◆ Task objective ◆
Reproduce each line of the listing exactly.

━━━ Data to use

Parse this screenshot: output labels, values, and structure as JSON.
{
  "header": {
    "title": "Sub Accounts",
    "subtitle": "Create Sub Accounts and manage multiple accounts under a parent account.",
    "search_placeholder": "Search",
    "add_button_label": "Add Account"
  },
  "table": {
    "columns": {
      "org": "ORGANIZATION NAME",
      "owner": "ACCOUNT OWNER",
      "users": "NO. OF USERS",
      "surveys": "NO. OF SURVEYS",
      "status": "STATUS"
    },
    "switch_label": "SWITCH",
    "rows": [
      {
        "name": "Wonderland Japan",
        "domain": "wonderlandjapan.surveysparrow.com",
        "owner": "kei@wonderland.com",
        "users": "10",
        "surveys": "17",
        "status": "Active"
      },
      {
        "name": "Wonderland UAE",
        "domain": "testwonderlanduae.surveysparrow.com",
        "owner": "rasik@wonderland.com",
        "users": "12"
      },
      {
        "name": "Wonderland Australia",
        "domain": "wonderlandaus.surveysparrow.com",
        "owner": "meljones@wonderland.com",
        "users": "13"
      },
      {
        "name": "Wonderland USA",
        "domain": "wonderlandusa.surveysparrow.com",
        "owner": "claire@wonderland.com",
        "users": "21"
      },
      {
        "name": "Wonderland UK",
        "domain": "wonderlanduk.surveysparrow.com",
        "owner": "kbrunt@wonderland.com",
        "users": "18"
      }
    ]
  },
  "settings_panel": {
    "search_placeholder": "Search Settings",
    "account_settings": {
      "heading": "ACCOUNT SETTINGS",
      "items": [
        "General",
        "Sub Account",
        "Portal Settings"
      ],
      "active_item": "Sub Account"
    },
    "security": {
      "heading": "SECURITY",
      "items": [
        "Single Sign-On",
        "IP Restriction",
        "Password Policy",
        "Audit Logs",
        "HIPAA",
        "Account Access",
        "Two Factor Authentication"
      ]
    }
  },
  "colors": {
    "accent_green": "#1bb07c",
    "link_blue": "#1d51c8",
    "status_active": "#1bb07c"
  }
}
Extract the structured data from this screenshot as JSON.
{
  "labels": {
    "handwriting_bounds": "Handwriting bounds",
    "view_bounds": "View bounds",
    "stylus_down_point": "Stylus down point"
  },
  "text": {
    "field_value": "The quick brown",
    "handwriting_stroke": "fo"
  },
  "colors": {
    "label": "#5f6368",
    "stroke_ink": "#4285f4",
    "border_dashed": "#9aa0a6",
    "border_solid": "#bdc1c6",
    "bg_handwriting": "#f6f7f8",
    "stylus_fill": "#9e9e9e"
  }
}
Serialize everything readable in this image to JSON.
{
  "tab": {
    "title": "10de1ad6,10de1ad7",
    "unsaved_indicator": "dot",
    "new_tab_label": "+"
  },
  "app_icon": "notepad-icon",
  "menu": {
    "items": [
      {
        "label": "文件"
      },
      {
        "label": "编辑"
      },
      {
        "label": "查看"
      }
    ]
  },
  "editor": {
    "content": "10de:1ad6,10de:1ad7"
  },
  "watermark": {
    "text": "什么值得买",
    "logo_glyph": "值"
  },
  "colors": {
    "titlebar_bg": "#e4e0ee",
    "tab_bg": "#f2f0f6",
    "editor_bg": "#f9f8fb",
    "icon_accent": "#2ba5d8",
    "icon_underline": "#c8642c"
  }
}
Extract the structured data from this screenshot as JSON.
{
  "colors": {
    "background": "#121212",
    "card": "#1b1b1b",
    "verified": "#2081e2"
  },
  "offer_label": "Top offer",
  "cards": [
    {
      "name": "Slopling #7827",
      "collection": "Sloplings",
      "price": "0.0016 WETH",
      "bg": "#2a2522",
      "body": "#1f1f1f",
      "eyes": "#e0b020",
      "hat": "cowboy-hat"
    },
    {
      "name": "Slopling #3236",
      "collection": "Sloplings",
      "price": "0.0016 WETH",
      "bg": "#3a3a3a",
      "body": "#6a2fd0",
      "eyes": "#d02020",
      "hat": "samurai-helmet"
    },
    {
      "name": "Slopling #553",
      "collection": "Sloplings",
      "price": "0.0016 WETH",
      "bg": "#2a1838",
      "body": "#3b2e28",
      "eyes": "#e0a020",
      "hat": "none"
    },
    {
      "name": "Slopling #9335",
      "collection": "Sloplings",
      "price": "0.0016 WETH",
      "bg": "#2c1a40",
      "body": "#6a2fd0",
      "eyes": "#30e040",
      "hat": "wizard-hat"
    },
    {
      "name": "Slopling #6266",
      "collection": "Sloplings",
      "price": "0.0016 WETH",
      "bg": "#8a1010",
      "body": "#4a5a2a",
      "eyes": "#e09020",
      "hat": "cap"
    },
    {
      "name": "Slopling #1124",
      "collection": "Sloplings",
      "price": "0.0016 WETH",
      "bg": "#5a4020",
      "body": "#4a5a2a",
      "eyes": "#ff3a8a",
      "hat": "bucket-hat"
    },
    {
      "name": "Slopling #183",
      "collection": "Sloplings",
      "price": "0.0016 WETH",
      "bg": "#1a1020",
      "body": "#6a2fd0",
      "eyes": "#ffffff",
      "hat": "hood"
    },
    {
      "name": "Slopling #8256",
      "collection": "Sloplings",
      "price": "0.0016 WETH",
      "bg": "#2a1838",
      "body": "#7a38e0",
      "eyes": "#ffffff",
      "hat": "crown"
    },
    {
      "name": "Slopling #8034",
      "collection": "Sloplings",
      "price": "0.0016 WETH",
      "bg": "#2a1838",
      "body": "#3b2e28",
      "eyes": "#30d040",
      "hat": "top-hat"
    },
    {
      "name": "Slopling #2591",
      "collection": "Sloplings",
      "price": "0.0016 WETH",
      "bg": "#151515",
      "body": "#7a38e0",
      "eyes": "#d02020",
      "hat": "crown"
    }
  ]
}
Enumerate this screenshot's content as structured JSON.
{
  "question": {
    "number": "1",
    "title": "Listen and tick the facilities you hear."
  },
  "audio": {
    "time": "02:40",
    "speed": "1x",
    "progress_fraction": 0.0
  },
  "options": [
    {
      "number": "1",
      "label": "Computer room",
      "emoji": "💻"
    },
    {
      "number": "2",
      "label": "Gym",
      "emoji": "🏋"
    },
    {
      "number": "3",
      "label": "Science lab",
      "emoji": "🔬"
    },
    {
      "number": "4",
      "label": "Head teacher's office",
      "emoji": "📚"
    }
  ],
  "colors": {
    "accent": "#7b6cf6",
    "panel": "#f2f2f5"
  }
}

━━━━━━

◆ Complete answer ◆
Parse this screenshot: output labels, values, and structure as JSON.
{
  "header": {
    "title": "Sub Accounts",
    "subtitle": "Create Sub Accounts and manage multiple accounts under a parent account.",
    "search_placeholder": "Search",
    "add_button_label": "Add Account"
  },
  "table": {
    "columns": {
      "org": "ORGANIZATION NAME",
      "owner": "ACCOUNT OWNER",
      "users": "NO. OF USERS",
      "surveys": "NO. OF SURVEYS",
      "status": "STATUS"
    },
    "switch_label": "SWITCH",
    "rows": [
      {
        "name": "Wonderland Japan",
        "domain": "wonderlandjapan.surveysparrow.com",
        "owner": "kei@wonderland.com",
        "users": "10",
        "surveys": "17",
        "status": "Active"
      },
      {
        "name": "Wonderland UAE",
        "domain": "testwonderlanduae.surveysparrow.com",
        "owner": "rasik@wonderland.com",
        "users": "12"
      },
      {
        "name": "Wonderland Australia",
        "domain": "wonderlandaus.surveysparrow.com",
        "owner": "meljones@wonderland.com",
        "users": "13"
      },
      {
        "name": "Wonderland USA",
        "domain": "wonderlandusa.surveysparrow.com",
        "owner": "claire@wonderland.com",
        "users": "21"
      },
      {
        "name": "Wonderland UK",
        "domain": "wonderlanduk.surveysparrow.com",
        "owner": "kbrunt@wonderland.com",
        "users": "18"
      }
    ]
  },
  "settings_panel": {
    "search_placeholder": "Search Settings",
    "account_settings": {
      "heading": "ACCOUNT SETTINGS",
      "items": [
        "General",
        "Sub Account",
        "Portal Settings"
      ],
      "active_item": "Sub Account"
    },
    "security": {
      "heading": "SECURITY",
      "items": [
        "Single Sign-On",
        "IP Restriction",
        "Password Policy",
        "Audit Logs",
        "HIPAA",
        "Account Access",
        "Two Factor Authentication"
      ]
    }
  },
  "colors": {
    "accent_green": "#1bb07c",
    "link_blue": "#1d51c8",
    "status_active": "#1bb07c"
  }
}
Extract the structured data from this screenshot as JSON.
{
  "labels": {
    "handwriting_bounds": "Handwriting bounds",
    "view_bounds": "View bounds",
    "stylus_down_point": "Stylus down point"
  },
  "text": {
    "field_value": "The quick brown",
    "handwriting_stroke": "fo"
  },
  "colors": {
    "label": "#5f6368",
    "stroke_ink": "#4285f4",
    "border_dashed": "#9aa0a6",
    "border_solid": "#bdc1c6",
    "bg_handwriting": "#f6f7f8",
    "stylus_fill": "#9e9e9e"
  }
}
Serialize everything readable in this image to JSON.
{
  "tab": {
    "title": "10de1ad6,10de1ad7",
    "unsaved_indicator": "dot",
    "new_tab_label": "+"
  },
  "app_icon": "notepad-icon",
  "menu": {
    "items": [
      {
        "label": "文件"
      },
      {
        "label": "编辑"
      },
      {
        "label": "查看"
      }
    ]
  },
  "editor": {
    "content": "10de:1ad6,10de:1ad7"
  },
  "watermark": {
    "text": "什么值得买",
    "logo_glyph": "值"
  },
  "colors": {
    "titlebar_bg": "#e4e0ee",
    "tab_bg": "#f2f0f6",
    "editor_bg": "#f9f8fb",
    "icon_accent": "#2ba5d8",
    "icon_underline": "#c8642c"
  }
}
Extract the structured data from this screenshot as JSON.
{
  "colors": {
    "background": "#121212",
    "card": "#1b1b1b",
    "verified": "#2081e2"
  },
  "offer_label": "Top offer",
  "cards": [
    {
      "name": "Slopling #7827",
      "collection": "Sloplings",
      "price": "0.0016 WETH",
      "bg": "#2a2522",
      "body": "#1f1f1f",
      "eyes": "#e0b020",
      "hat": "cowboy-hat"
    },
    {
      "name": "Slopling #3236",
      "collection": "Sloplings",
      "price": "0.0016 WETH",
      "bg": "#3a3a3a",
      "body": "#6a2fd0",
      "eyes": "#d02020",
      "hat": "samurai-helmet"
    },
    {
      "name": "Slopling #553",
      "collection": "Sloplings",
      "price": "0.0016 WETH",
      "bg": "#2a1838",
      "body": "#3b2e28",
      "eyes": "#e0a020",
      "hat": "none"
    },
    {
      "name": "Slopling #9335",
      "collection": "Sloplings",
      "price": "0.0016 WETH",
      "bg": "#2c1a40",
      "body": "#6a2fd0",
      "eyes": "#30e040",
      "hat": "wizard-hat"
    },
    {
      "name": "Slopling #6266",
      "collection": "Sloplings",
      "price": "0.0016 WETH",
      "bg": "#8a1010",
      "body": "#4a5a2a",
      "eyes": "#e09020",
      "hat": "cap"
    },
    {
      "name": "Slopling #1124",
      "collection": "Sloplings",
      "price": "0.0016 WETH",
      "bg": "#5a4020",
      "body": "#4a5a2a",
      "eyes": "#ff3a8a",
      "hat": "bucket-hat"
    },
    {
      "name": "Slopling #183",
      "collection": "Sloplings",
      "price": "0.0016 WETH",
      "bg": "#1a1020",
      "body": "#6a2fd0",
      "eyes": "#ffffff",
      "hat": "hood"
    },
    {
      "name": "Slopling #8256",
      "collection": "Sloplings",
      "price": "0.0016 WETH",
      "bg": "#2a1838",
      "body": "#7a38e0",
      "eyes": "#ffffff",
      "hat": "crown"
    },
    {
      "name": "Slopling #8034",
      "collection": "Sloplings",
      "price": "0.0016 WETH",
      "bg": "#2a1838",
      "body": "#3b2e28",
      "eyes": "#30d040",
      "hat": "top-hat"
    },
    {
      "name": "Slopling #2591",
      "collection": "Sloplings",
      "price": "0.0016 WETH",
      "bg": "#151515",
      "body": "#7a38e0",
      "eyes": "#d02020",
      "hat": "crown"
    }
  ]
}
Enumerate this screenshot's content as structured JSON.
{
  "question": {
    "number": "1",
    "title": "Listen and tick the facilities you hear."
  },
  "audio": {
    "time": "02:40",
    "speed": "1x",
    "progress_fraction": 0.0
  },
  "options": [
    {
      "number": "1",
      "label": "Computer room",
      "emoji": "💻"
    },
    {
      "number": "2",
      "label": "Gym",
      "emoji": "🏋"
    },
    {
      "number": "3",
      "label": "Science lab",
      "emoji": "🔬"
    },
    {
      "number": "4",
      "label": "Head teacher's office",
      "emoji": "📚"
    }
  ],
  "colors": {
    "accent": "#7b6cf6",
    "panel": "#f2f2f5"
  }
}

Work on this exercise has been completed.